**Task requirements**: From the records below, pull each line that has "this".

**Data shown**:
'''
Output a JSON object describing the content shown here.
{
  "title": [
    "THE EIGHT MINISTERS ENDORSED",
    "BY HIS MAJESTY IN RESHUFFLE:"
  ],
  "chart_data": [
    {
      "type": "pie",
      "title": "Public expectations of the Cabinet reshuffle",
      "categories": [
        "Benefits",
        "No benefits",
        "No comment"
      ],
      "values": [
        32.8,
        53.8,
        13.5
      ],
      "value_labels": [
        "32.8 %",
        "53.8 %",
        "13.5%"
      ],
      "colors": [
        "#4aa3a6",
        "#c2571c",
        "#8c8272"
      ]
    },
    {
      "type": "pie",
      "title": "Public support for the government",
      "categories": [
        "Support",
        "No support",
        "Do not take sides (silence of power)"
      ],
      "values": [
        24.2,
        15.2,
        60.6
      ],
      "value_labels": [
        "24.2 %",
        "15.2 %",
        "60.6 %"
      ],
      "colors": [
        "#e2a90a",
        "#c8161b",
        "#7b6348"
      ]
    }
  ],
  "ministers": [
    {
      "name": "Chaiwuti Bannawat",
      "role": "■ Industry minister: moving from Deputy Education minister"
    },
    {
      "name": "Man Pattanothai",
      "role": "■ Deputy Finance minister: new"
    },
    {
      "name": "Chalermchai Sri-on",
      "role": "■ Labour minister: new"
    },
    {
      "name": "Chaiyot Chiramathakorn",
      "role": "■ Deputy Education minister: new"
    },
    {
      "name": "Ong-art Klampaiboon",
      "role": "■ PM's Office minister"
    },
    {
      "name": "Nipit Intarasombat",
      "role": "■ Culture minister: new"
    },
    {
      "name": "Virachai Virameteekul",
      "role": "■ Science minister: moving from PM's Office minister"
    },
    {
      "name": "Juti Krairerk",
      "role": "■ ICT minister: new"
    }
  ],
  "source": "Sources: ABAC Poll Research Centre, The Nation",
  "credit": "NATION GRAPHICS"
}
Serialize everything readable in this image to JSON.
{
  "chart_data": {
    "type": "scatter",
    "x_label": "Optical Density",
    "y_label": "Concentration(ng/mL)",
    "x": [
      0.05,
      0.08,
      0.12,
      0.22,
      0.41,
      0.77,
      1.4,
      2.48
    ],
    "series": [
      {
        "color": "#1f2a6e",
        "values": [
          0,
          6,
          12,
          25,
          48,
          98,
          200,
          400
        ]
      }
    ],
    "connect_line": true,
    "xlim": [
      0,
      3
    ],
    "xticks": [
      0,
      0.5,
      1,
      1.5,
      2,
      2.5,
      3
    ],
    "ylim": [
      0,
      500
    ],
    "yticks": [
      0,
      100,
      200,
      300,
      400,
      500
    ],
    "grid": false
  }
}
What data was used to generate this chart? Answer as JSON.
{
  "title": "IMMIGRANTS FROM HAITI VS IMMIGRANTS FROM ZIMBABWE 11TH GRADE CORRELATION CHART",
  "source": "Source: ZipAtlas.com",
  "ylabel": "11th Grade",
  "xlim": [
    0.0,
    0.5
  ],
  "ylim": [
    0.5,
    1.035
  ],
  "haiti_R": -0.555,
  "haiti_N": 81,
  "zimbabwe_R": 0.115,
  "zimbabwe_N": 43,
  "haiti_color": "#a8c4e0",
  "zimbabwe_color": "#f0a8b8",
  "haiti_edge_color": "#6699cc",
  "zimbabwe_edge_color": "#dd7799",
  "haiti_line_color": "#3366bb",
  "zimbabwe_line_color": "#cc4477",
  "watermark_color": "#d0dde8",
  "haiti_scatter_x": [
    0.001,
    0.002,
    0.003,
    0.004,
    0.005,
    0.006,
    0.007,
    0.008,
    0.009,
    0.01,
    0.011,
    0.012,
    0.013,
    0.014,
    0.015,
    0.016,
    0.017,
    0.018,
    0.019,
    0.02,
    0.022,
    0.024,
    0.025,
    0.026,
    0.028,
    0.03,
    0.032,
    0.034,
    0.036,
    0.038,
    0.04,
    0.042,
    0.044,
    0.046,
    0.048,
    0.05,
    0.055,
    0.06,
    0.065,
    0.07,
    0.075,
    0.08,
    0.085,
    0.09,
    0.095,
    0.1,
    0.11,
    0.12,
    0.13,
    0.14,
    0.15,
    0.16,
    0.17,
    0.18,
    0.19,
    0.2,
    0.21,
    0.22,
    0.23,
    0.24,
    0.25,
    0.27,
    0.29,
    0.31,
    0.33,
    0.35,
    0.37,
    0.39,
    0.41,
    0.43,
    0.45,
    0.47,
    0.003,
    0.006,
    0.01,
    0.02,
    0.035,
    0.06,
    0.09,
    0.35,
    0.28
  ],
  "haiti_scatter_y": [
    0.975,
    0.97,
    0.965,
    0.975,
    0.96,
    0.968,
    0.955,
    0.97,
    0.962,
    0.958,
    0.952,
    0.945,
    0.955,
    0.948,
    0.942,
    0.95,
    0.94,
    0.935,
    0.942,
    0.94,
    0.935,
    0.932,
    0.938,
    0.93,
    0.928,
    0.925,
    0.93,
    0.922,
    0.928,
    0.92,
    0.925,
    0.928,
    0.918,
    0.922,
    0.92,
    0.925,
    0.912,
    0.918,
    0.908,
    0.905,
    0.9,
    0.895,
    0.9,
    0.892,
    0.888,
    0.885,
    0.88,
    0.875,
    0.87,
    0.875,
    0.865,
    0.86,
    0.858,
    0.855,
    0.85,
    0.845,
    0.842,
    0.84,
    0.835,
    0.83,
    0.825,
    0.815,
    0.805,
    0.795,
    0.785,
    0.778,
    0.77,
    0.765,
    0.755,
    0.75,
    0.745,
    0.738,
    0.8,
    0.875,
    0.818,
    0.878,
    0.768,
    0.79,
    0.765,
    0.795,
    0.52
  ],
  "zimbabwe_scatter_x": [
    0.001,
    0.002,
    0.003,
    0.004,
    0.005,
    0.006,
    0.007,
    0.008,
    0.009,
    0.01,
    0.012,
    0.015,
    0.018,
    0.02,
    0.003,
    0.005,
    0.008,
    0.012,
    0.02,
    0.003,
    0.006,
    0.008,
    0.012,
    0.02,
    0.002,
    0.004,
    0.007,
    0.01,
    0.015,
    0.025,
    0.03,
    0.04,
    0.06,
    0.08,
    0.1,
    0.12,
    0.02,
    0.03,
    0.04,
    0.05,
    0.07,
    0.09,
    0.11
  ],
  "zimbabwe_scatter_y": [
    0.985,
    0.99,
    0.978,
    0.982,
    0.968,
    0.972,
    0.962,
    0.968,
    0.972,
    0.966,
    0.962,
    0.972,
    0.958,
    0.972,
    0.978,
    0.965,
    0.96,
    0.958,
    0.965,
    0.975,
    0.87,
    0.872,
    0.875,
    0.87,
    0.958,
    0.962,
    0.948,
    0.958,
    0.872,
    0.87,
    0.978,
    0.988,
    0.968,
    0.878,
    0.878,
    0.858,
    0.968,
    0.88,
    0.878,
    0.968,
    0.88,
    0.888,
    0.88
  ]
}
'''
**Written solution**:
Serialize everything readable in this image to JSON.
What data was used to generate this chart? Answer as JSON.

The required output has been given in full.